— Start of Task inputs —

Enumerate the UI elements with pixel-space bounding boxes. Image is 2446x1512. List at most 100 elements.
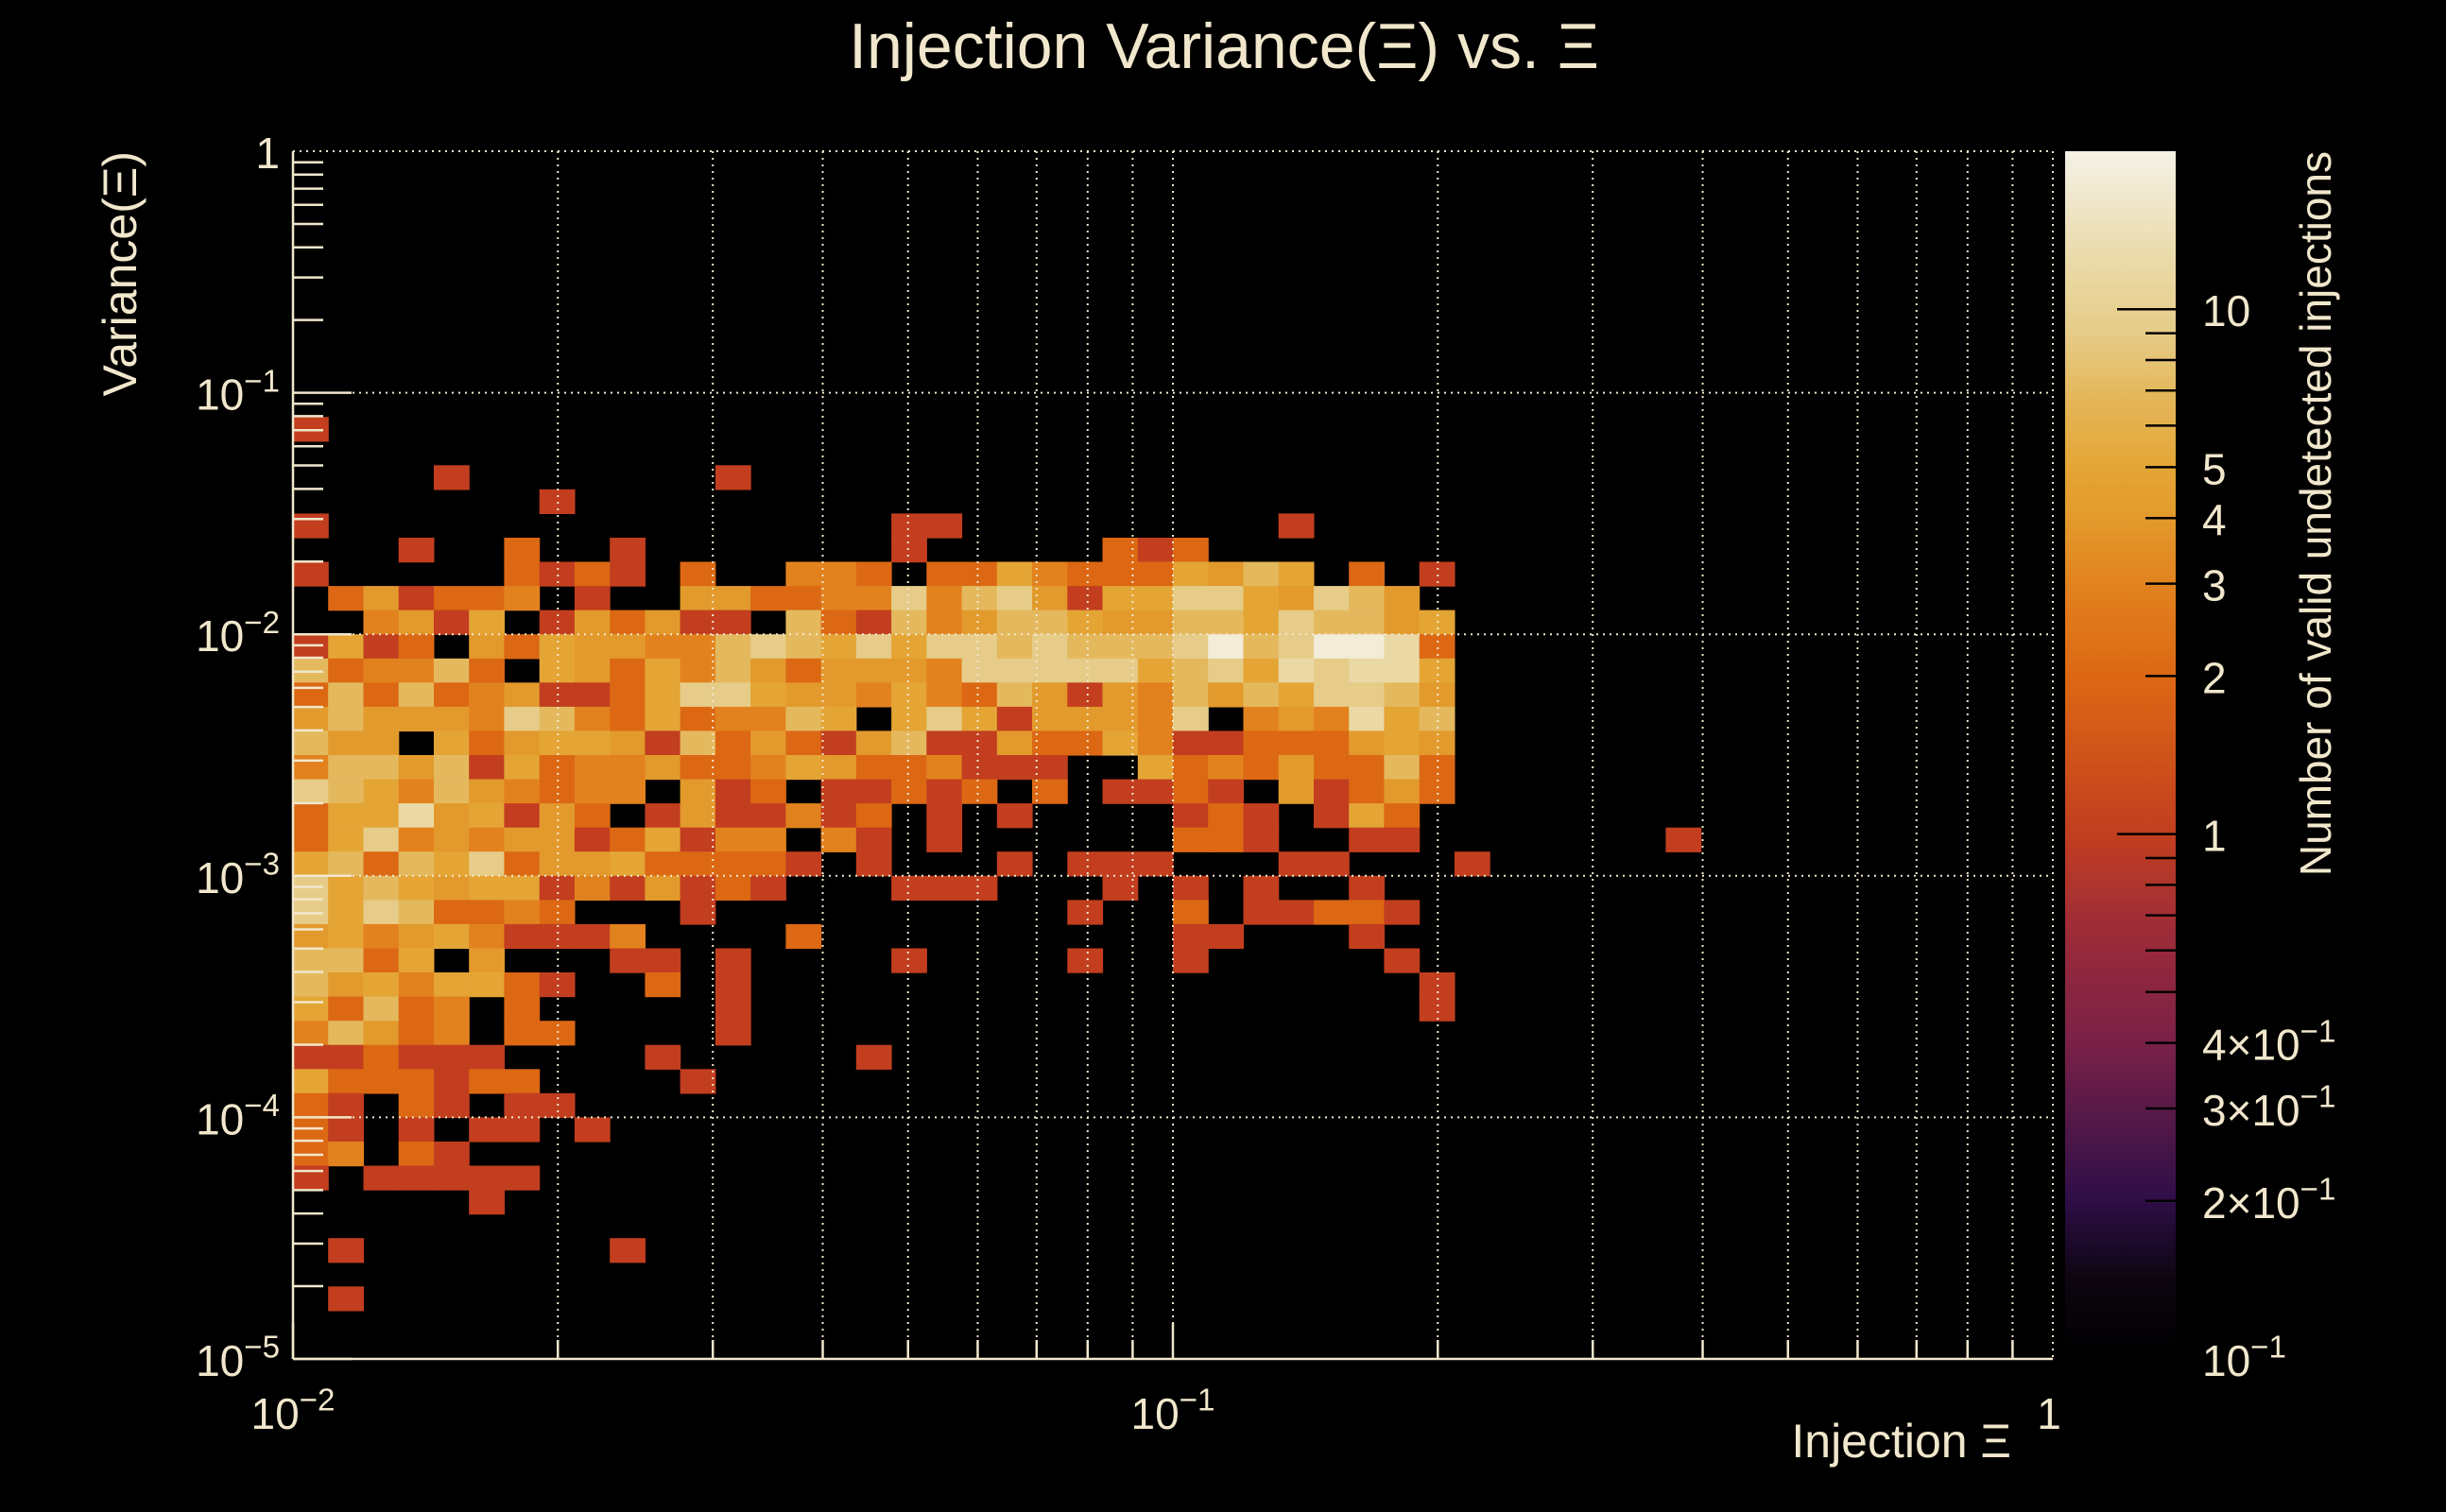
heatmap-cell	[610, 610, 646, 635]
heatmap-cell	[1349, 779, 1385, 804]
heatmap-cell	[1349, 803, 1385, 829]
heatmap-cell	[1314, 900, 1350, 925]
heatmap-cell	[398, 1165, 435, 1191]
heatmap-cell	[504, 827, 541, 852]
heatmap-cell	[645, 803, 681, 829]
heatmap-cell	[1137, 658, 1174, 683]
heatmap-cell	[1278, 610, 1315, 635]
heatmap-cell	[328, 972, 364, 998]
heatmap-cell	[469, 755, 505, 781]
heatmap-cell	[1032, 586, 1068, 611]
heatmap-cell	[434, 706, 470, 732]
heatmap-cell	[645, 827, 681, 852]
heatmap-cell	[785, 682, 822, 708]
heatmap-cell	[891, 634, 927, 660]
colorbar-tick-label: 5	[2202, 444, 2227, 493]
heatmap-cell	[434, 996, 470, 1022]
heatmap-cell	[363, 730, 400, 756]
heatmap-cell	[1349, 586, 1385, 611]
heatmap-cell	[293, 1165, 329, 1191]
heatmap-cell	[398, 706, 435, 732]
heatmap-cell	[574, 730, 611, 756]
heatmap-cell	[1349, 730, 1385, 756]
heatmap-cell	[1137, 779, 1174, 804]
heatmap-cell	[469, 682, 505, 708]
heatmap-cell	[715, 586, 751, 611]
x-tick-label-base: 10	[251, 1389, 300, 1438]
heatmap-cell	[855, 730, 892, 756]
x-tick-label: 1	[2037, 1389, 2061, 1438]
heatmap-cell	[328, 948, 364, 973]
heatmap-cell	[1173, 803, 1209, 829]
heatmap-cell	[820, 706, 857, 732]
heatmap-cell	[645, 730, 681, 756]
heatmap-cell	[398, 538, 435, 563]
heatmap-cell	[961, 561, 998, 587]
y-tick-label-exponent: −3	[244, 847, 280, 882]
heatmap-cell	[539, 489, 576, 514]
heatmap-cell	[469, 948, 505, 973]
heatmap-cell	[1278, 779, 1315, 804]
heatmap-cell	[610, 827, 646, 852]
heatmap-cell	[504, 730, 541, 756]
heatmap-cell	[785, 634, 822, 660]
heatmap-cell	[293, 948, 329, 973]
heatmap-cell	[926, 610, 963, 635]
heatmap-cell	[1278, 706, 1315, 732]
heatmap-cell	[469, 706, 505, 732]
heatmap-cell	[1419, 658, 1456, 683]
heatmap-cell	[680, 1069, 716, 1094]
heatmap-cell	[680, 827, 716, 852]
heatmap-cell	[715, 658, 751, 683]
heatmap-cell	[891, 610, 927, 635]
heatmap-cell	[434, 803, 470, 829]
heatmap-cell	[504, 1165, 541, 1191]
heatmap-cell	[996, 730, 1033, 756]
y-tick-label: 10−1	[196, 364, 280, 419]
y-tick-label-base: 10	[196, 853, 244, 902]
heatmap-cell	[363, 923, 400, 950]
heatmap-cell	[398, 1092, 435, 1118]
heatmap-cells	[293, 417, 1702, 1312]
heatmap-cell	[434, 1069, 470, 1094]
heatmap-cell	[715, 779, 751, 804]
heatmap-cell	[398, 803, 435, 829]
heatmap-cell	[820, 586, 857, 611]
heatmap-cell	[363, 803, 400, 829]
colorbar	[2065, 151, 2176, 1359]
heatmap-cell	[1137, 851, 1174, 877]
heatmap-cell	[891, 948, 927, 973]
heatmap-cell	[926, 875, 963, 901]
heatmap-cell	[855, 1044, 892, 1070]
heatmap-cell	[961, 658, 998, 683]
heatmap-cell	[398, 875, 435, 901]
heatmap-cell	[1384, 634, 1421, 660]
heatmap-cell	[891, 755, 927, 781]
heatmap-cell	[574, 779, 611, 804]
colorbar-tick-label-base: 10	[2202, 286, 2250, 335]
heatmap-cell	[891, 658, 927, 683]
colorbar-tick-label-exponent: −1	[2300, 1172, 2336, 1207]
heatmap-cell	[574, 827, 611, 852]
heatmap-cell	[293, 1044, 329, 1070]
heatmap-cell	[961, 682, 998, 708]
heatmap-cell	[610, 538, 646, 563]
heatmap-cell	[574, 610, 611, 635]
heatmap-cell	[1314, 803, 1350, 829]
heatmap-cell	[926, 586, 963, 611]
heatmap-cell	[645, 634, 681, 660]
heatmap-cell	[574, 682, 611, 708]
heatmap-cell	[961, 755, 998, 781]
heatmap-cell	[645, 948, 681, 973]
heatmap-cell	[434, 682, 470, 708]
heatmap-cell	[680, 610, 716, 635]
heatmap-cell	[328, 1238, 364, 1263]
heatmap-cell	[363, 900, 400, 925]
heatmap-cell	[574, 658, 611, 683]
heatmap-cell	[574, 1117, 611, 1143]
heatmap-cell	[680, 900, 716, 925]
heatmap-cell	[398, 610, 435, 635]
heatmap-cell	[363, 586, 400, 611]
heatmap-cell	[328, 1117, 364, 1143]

— End of Task inputs —

• **What you should do**
Please identify each line above that contains the string "colorbar", and copy those lines.

• **Response to this exercise**
colorbar-tick-label: 5	[2202, 444, 2227, 493]
colorbar	[2065, 151, 2176, 1359]
colorbar-tick-label-base: 10	[2202, 286, 2250, 335]
colorbar-tick-label-exponent: −1	[2300, 1172, 2336, 1207]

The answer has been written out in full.